What you should do. Copy out the material below, putting "bleed-through-line" in place of every occurrence of "showthrough-line" and leaving everything else unchanged.

[Region boundary data]
******************************

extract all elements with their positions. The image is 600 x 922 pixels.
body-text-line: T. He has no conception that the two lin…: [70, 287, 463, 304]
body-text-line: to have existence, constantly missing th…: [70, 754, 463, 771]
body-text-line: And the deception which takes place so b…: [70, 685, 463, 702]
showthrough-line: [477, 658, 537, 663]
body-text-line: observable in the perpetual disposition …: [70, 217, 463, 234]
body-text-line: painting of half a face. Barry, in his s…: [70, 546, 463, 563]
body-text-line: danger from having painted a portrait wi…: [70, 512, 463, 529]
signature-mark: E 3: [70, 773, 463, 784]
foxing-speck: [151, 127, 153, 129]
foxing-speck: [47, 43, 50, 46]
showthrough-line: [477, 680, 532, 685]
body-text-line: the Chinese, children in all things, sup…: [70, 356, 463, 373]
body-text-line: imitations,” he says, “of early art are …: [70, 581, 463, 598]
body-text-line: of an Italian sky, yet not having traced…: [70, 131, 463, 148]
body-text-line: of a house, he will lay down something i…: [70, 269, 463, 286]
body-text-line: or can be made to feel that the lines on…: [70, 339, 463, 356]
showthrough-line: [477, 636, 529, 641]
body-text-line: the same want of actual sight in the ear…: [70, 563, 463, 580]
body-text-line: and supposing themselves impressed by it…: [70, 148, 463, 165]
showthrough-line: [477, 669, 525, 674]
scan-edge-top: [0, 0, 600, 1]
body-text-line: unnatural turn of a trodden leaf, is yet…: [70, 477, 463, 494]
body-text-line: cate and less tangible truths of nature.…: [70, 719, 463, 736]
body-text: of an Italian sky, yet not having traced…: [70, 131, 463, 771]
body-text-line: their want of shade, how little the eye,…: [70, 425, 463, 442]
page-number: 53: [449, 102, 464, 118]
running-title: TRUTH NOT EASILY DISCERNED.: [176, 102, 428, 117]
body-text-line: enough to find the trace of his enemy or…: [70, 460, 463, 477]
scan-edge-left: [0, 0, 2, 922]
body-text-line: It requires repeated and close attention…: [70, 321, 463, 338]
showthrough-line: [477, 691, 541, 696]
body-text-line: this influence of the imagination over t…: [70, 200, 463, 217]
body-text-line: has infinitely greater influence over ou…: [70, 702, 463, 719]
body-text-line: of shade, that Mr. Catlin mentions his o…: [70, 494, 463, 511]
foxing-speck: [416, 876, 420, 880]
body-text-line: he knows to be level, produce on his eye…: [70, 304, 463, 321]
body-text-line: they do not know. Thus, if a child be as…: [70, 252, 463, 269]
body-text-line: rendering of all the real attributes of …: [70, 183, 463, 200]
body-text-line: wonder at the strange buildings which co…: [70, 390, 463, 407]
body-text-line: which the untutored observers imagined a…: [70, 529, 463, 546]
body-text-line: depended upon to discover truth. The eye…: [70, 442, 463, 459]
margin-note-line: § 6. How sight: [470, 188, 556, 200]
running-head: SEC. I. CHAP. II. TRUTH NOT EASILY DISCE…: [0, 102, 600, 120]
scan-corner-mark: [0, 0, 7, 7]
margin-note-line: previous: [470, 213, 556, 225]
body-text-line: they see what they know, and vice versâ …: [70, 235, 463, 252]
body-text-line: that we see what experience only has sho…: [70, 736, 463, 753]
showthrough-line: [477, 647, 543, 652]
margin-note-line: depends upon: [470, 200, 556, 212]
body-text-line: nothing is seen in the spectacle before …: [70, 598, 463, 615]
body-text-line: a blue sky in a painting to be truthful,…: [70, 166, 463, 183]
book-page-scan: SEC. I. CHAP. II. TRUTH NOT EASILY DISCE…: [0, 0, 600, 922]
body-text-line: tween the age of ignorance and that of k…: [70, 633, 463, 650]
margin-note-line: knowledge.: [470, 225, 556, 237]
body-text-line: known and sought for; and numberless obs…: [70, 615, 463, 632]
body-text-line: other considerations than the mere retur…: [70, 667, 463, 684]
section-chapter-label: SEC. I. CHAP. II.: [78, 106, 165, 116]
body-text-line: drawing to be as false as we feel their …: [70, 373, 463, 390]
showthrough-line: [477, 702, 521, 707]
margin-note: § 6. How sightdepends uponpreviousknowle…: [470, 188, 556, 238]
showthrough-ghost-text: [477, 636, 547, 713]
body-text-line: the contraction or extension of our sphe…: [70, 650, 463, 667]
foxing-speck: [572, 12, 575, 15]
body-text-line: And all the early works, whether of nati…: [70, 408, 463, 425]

******************************

Exercise solution.
extract all elements with their positions. The image is 600 x 922 pixels.
body-text-line: T. He has no conception that the two lin…: [70, 287, 463, 304]
body-text-line: to have existence, constantly missing th…: [70, 754, 463, 771]
body-text-line: And the deception which takes place so b…: [70, 685, 463, 702]
bleed-through-line: [477, 658, 537, 663]
body-text-line: observable in the perpetual disposition …: [70, 217, 463, 234]
body-text-line: painting of half a face. Barry, in his s…: [70, 546, 463, 563]
body-text-line: danger from having painted a portrait wi…: [70, 512, 463, 529]
signature-mark: E 3: [70, 773, 463, 784]
foxing-speck: [151, 127, 153, 129]
foxing-speck: [47, 43, 50, 46]
bleed-through-line: [477, 680, 532, 685]
body-text-line: the Chinese, children in all things, sup…: [70, 356, 463, 373]
body-text-line: imitations,” he says, “of early art are …: [70, 581, 463, 598]
body-text-line: of an Italian sky, yet not having traced…: [70, 131, 463, 148]
body-text-line: of a house, he will lay down something i…: [70, 269, 463, 286]
body-text-line: or can be made to feel that the lines on…: [70, 339, 463, 356]
bleed-through-line: [477, 636, 529, 641]
body-text-line: the same want of actual sight in the ear…: [70, 563, 463, 580]
body-text-line: and supposing themselves impressed by it…: [70, 148, 463, 165]
bleed-through-line: [477, 669, 525, 674]
scan-edge-top: [0, 0, 600, 1]
body-text-line: unnatural turn of a trodden leaf, is yet…: [70, 477, 463, 494]
body-text-line: cate and less tangible truths of nature.…: [70, 719, 463, 736]
body-text: of an Italian sky, yet not having traced…: [70, 131, 463, 771]
body-text-line: their want of shade, how little the eye,…: [70, 425, 463, 442]
page-number: 53: [449, 102, 464, 118]
running-title: TRUTH NOT EASILY DISCERNED.: [176, 102, 428, 117]
body-text-line: enough to find the trace of his enemy or…: [70, 460, 463, 477]
scan-edge-left: [0, 0, 2, 922]
body-text-line: It requires repeated and close attention…: [70, 321, 463, 338]
bleed-through-line: [477, 691, 541, 696]
body-text-line: this influence of the imagination over t…: [70, 200, 463, 217]
body-text-line: has infinitely greater influence over ou…: [70, 702, 463, 719]
body-text-line: of shade, that Mr. Catlin mentions his o…: [70, 494, 463, 511]
foxing-speck: [416, 876, 420, 880]
body-text-line: he knows to be level, produce on his eye…: [70, 304, 463, 321]
body-text-line: they do not know. Thus, if a child be as…: [70, 252, 463, 269]
body-text-line: rendering of all the real attributes of …: [70, 183, 463, 200]
body-text-line: wonder at the strange buildings which co…: [70, 390, 463, 407]
body-text-line: which the untutored observers imagined a…: [70, 529, 463, 546]
body-text-line: depended upon to discover truth. The eye…: [70, 442, 463, 459]
margin-note-line: § 6. How sight: [470, 188, 556, 200]
running-head: SEC. I. CHAP. II. TRUTH NOT EASILY DISCE…: [0, 102, 600, 120]
scan-corner-mark: [0, 0, 7, 7]
margin-note-line: previous: [470, 213, 556, 225]
body-text-line: they see what they know, and vice versâ …: [70, 235, 463, 252]
body-text-line: that we see what experience only has sho…: [70, 736, 463, 753]
bleed-through-line: [477, 647, 543, 652]
margin-note-line: depends upon: [470, 200, 556, 212]
body-text-line: nothing is seen in the spectacle before …: [70, 598, 463, 615]
body-text-line: a blue sky in a painting to be truthful,…: [70, 166, 463, 183]
book-page-scan: SEC. I. CHAP. II. TRUTH NOT EASILY DISCE…: [0, 0, 600, 922]
body-text-line: tween the age of ignorance and that of k…: [70, 633, 463, 650]
margin-note-line: knowledge.: [470, 225, 556, 237]
body-text-line: known and sought for; and numberless obs…: [70, 615, 463, 632]
body-text-line: other considerations than the mere retur…: [70, 667, 463, 684]
section-chapter-label: SEC. I. CHAP. II.: [78, 106, 165, 116]
body-text-line: drawing to be as false as we feel their …: [70, 373, 463, 390]
bleed-through-line: [477, 702, 521, 707]
margin-note: § 6. How sightdepends uponpreviousknowle…: [470, 188, 556, 238]
showthrough-ghost-text: [477, 636, 547, 713]
body-text-line: the contraction or extension of our sphe…: [70, 650, 463, 667]
foxing-speck: [572, 12, 575, 15]
body-text-line: And all the early works, whether of nati…: [70, 408, 463, 425]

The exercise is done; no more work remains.